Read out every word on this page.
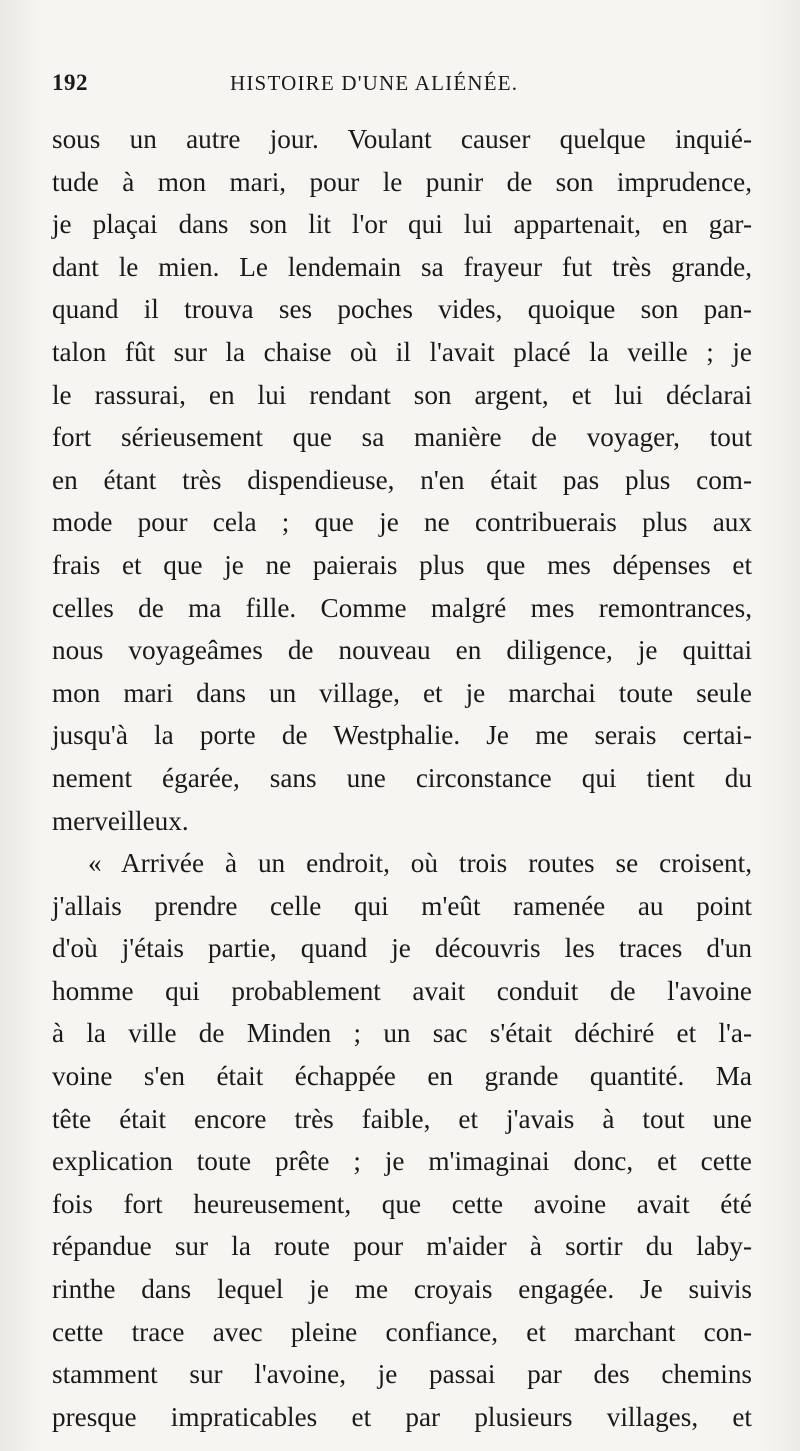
192	HISTOIRE D'UNE ALIÉNÉE.
sous un autre jour. Voulant causer quelque inquié-
tude à mon mari, pour le punir de son imprudence,
je plaçai dans son lit l'or qui lui appartenait, en gar-
dant le mien. Le lendemain sa frayeur fut très grande,
quand il trouva ses poches vides, quoique son pan-
talon fût sur la chaise où il l'avait placé la veille ; je
le rassurai, en lui rendant son argent, et lui déclarai
fort sérieusement que sa manière de voyager, tout
en étant très dispendieuse, n'en était pas plus com-
mode pour cela ; que je ne contribuerais plus aux
frais et que je ne paierais plus que mes dépenses et
celles de ma fille. Comme malgré mes remontrances,
nous voyageâmes de nouveau en diligence, je quittai
mon mari dans un village, et je marchai toute seule
jusqu'à la porte de Westphalie. Je me serais certai-
nement égarée, sans une circonstance qui tient du
merveilleux.
« Arrivée à un endroit, où trois routes se croisent,
j'allais prendre celle qui m'eût ramenée au point
d'où j'étais partie, quand je découvris les traces d'un
homme qui probablement avait conduit de l'avoine
à la ville de Minden ; un sac s'était déchiré et l'a-
voine s'en était échappée en grande quantité. Ma
tête était encore très faible, et j'avais à tout une
explication toute prête ; je m'imaginai donc, et cette
fois fort heureusement, que cette avoine avait été
répandue sur la route pour m'aider à sortir du laby-
rinthe dans lequel je me croyais engagée. Je suivis
cette trace avec pleine confiance, et marchant con-
stamment sur l'avoine, je passai par des chemins
presque impraticables et par plusieurs villages, et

========

▸ Exercise objective
Return the whole listing, word for word, and leave out every picture.

▸ Result
Read out every word on this page.
192	HISTOIRE D'UNE ALIÉNÉE.
sous un autre jour. Voulant causer quelque inquié-
tude à mon mari, pour le punir de son imprudence,
je plaçai dans son lit l'or qui lui appartenait, en gar-
dant le mien. Le lendemain sa frayeur fut très grande,
quand il trouva ses poches vides, quoique son pan-
talon fût sur la chaise où il l'avait placé la veille ; je
le rassurai, en lui rendant son argent, et lui déclarai
fort sérieusement que sa manière de voyager, tout
en étant très dispendieuse, n'en était pas plus com-
mode pour cela ; que je ne contribuerais plus aux
frais et que je ne paierais plus que mes dépenses et
celles de ma fille. Comme malgré mes remontrances,
nous voyageâmes de nouveau en diligence, je quittai
mon mari dans un village, et je marchai toute seule
jusqu'à la porte de Westphalie. Je me serais certai-
nement égarée, sans une circonstance qui tient du
merveilleux.
« Arrivée à un endroit, où trois routes se croisent,
j'allais prendre celle qui m'eût ramenée au point
d'où j'étais partie, quand je découvris les traces d'un
homme qui probablement avait conduit de l'avoine
à la ville de Minden ; un sac s'était déchiré et l'a-
voine s'en était échappée en grande quantité. Ma
tête était encore très faible, et j'avais à tout une
explication toute prête ; je m'imaginai donc, et cette
fois fort heureusement, que cette avoine avait été
répandue sur la route pour m'aider à sortir du laby-
rinthe dans lequel je me croyais engagée. Je suivis
cette trace avec pleine confiance, et marchant con-
stamment sur l'avoine, je passai par des chemins
presque impraticables et par plusieurs villages, et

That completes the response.